• [TASK BRIEF] Each line below that contains "repetition" counts once; report the total and nothing more.

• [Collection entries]

* Start *

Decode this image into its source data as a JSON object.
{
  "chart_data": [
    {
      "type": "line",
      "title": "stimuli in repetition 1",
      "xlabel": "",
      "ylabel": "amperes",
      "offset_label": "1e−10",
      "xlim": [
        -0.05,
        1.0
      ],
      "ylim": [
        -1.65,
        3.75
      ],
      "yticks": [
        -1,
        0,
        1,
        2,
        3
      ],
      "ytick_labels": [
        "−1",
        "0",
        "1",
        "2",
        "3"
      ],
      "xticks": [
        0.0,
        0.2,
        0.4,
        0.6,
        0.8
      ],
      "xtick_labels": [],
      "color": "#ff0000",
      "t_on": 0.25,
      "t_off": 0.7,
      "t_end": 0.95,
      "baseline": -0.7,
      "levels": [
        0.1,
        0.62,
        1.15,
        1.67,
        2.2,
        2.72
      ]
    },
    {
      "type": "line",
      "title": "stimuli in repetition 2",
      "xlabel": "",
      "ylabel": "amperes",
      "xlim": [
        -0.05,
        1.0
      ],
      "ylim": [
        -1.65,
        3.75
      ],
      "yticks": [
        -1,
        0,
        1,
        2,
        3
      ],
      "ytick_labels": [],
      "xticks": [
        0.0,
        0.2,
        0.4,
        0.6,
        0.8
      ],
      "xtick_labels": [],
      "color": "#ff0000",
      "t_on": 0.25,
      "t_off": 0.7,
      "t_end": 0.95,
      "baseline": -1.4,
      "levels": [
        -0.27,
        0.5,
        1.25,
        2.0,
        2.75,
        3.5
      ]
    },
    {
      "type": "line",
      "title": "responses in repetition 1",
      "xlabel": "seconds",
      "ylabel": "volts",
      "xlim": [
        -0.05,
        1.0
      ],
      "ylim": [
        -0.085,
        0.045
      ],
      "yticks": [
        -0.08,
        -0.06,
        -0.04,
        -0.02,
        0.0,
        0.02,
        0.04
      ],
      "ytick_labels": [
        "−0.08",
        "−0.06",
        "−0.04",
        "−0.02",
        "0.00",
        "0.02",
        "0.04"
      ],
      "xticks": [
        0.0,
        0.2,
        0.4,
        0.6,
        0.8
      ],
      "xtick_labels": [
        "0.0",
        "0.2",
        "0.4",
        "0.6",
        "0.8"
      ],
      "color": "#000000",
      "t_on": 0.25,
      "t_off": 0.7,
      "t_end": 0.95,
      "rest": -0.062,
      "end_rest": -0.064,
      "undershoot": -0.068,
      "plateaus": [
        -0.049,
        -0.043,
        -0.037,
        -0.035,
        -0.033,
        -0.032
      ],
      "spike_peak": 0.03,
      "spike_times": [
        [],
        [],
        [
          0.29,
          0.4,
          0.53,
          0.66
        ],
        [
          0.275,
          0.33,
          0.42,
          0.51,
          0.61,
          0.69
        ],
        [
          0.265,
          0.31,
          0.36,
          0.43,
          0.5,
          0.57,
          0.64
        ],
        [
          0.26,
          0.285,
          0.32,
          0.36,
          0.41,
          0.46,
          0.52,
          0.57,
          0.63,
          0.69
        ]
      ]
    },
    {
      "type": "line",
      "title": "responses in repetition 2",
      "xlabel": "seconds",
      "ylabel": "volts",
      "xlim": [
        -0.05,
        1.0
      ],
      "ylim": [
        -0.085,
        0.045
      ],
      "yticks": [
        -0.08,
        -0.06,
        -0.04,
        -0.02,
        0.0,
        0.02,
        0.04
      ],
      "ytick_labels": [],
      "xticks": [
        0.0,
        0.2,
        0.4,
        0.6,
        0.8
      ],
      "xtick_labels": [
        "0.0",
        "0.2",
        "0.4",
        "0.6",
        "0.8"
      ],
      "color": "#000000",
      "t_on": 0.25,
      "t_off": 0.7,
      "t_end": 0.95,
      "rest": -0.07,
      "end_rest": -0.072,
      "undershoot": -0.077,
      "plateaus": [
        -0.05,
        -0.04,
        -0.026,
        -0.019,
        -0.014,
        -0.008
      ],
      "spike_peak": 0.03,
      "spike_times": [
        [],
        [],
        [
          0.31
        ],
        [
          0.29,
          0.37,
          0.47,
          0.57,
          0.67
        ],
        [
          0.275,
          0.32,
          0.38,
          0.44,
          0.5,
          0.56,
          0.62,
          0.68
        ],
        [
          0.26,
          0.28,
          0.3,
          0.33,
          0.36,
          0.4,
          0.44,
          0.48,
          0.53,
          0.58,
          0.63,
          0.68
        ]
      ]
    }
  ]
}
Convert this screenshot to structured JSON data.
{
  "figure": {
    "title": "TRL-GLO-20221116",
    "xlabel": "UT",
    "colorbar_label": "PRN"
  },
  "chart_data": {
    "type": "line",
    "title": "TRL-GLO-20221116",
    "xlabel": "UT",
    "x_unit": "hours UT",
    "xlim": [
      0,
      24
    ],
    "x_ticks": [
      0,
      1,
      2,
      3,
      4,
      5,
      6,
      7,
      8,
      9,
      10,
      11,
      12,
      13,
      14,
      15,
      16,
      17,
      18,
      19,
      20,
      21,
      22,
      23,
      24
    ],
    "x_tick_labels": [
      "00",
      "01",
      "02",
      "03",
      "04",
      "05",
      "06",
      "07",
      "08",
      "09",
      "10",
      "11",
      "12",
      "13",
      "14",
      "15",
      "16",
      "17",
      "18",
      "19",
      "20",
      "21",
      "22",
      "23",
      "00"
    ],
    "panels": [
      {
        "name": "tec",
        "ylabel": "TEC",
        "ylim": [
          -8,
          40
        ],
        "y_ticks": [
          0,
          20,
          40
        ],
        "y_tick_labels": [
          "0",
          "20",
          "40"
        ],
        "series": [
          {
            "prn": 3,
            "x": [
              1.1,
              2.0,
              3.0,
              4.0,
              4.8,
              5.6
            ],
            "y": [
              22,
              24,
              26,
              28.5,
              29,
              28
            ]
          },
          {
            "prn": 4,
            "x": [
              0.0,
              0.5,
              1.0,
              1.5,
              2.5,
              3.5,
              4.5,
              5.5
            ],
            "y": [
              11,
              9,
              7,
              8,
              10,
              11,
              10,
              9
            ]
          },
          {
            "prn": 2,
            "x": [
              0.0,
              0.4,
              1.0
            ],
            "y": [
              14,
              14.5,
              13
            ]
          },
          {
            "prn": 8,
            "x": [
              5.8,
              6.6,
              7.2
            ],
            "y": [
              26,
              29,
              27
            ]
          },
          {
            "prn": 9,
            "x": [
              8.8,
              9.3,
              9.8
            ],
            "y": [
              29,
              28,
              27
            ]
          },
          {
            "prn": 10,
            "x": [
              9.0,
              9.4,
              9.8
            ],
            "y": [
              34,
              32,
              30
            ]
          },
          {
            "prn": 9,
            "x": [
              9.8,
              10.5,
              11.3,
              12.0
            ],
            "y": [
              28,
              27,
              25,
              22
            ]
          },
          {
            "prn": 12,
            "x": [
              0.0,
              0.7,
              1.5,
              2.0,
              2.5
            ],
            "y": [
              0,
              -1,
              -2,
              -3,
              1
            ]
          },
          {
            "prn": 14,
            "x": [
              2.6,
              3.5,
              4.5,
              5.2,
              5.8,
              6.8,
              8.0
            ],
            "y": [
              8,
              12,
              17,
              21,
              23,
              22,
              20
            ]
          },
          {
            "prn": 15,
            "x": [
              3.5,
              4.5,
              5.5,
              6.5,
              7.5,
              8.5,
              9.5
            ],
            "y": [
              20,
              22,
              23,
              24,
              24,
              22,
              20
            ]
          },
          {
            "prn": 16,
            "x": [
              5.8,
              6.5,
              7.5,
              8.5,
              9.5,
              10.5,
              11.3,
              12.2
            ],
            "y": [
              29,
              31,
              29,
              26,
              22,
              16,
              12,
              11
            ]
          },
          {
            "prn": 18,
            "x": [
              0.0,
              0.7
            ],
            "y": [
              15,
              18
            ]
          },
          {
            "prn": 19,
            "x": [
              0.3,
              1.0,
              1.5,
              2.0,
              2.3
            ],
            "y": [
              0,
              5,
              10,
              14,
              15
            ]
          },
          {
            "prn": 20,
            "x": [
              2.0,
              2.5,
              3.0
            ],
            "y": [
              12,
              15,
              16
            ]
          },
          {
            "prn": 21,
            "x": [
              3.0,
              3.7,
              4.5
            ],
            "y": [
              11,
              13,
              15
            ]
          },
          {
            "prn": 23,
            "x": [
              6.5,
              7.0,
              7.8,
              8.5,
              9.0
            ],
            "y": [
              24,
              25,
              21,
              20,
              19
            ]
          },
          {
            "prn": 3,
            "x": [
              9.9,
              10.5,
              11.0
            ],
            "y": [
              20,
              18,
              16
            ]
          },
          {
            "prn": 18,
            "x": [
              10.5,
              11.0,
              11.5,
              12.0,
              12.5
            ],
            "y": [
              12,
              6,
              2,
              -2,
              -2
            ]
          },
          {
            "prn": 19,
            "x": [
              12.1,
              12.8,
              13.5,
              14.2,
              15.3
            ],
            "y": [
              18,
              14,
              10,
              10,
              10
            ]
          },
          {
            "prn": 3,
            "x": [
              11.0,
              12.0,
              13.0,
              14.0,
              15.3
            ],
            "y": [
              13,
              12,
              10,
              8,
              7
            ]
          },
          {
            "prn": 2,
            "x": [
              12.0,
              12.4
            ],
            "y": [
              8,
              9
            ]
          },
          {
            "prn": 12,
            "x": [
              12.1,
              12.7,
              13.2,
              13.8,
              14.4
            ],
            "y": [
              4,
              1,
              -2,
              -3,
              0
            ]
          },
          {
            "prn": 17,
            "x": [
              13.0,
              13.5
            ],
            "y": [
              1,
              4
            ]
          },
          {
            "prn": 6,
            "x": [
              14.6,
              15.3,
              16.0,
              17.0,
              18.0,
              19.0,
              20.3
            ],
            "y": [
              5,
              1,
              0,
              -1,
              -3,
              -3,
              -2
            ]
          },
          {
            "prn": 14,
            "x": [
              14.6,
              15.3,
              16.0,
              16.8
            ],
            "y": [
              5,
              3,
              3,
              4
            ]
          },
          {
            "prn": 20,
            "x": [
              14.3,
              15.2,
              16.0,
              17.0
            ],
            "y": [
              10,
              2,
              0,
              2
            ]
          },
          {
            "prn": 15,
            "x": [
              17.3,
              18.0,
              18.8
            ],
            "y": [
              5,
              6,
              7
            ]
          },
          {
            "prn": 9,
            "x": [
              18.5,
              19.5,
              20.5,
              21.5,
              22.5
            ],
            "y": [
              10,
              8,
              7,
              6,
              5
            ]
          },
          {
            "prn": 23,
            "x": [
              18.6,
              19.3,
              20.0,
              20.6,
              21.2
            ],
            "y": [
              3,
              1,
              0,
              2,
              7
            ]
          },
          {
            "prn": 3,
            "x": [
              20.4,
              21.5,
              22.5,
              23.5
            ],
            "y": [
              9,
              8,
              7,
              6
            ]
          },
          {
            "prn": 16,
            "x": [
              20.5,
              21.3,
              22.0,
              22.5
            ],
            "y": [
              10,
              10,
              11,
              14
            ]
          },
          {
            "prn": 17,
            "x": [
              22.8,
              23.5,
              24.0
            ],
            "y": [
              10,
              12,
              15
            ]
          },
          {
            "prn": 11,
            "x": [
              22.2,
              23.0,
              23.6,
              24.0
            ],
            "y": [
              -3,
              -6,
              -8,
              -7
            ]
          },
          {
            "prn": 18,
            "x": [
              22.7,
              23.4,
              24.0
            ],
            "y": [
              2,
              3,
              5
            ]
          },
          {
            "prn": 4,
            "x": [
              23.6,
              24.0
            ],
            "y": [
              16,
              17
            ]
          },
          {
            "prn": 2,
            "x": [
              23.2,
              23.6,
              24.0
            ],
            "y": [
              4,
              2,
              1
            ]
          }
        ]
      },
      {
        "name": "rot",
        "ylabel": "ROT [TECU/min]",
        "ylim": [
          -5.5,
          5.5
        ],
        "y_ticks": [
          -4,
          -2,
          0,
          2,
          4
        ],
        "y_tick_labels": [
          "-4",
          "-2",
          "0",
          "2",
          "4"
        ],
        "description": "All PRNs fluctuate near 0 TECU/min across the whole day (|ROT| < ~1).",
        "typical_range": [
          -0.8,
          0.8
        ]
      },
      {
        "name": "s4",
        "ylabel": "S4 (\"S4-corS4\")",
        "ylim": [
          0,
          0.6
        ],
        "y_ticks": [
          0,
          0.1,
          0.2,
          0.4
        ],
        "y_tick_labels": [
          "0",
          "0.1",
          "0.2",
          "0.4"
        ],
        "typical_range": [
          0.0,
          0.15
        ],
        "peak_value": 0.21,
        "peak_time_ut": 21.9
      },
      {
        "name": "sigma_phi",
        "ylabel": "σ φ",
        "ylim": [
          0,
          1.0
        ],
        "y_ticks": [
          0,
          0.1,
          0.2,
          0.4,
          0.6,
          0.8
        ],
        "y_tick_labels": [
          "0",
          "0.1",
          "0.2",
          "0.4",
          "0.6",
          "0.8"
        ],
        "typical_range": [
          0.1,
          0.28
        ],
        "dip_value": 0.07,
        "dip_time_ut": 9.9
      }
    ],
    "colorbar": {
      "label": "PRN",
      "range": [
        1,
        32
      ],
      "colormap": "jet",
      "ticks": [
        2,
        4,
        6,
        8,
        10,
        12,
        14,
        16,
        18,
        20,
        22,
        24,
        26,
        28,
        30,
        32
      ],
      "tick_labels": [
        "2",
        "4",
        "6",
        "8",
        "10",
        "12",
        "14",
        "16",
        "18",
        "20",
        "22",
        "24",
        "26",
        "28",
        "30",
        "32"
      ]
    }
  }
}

* End *

• [ANSWER TO THIS EXERCISE] 4